▶ _WHAT THE EXERCISE ASKS_
Lines that contain the string "JSON" are to be copied; leave out all others.

#### DATA SUPPLIED

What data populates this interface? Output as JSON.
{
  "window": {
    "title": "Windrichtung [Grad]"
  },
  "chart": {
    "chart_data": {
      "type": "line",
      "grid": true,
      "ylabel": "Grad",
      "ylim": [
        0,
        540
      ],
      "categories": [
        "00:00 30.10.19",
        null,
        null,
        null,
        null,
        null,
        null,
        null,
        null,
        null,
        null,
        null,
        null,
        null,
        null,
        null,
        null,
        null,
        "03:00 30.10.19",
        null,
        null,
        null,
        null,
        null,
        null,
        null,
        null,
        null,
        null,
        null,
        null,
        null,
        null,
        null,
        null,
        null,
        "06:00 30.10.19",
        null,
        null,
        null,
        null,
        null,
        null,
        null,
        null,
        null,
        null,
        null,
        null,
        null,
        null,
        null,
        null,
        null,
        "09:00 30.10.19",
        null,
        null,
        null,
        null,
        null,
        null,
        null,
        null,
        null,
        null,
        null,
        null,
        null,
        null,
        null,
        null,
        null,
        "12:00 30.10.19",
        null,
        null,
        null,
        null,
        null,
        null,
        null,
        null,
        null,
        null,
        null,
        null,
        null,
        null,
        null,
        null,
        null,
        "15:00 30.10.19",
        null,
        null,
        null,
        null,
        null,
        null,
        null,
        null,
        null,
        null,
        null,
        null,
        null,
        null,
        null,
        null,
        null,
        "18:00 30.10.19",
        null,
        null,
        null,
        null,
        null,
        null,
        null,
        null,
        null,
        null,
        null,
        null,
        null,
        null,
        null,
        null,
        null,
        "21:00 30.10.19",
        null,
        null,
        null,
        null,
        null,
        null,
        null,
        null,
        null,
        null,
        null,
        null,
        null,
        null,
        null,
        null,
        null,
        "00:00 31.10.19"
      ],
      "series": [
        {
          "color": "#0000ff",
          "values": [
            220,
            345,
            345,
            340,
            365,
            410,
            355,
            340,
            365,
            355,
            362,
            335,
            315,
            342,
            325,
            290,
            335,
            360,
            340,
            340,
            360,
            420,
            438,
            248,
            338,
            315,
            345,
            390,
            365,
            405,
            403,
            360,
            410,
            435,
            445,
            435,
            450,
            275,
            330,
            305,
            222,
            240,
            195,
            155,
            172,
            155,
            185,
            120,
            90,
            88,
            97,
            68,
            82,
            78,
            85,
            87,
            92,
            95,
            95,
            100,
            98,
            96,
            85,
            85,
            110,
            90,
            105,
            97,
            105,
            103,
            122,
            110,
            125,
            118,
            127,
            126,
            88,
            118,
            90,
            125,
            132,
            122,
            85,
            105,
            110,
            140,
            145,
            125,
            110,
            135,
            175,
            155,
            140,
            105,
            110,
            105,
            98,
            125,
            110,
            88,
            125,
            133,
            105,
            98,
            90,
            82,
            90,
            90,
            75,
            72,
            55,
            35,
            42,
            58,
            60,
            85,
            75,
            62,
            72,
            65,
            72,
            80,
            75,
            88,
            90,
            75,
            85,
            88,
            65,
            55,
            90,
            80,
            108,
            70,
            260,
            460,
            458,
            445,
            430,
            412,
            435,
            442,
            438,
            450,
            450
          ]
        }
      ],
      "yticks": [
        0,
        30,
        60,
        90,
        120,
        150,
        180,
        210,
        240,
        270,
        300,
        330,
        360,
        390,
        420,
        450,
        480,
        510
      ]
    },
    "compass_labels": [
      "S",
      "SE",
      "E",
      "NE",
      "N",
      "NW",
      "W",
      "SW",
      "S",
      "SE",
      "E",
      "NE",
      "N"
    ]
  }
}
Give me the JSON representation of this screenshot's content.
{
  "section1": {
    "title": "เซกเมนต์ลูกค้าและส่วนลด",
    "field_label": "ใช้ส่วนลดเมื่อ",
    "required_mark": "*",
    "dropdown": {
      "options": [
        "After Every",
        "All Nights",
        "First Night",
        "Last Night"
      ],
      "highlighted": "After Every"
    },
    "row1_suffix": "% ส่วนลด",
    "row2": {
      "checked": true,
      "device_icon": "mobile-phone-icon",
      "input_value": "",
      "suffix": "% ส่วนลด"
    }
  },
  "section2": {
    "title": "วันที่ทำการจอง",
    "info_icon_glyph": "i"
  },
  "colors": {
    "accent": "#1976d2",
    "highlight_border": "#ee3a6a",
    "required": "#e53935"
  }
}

########

▶ _FULL SOLUTION_
What data populates this interface? Output as JSON.
Give me the JSON representation of this screenshot's content.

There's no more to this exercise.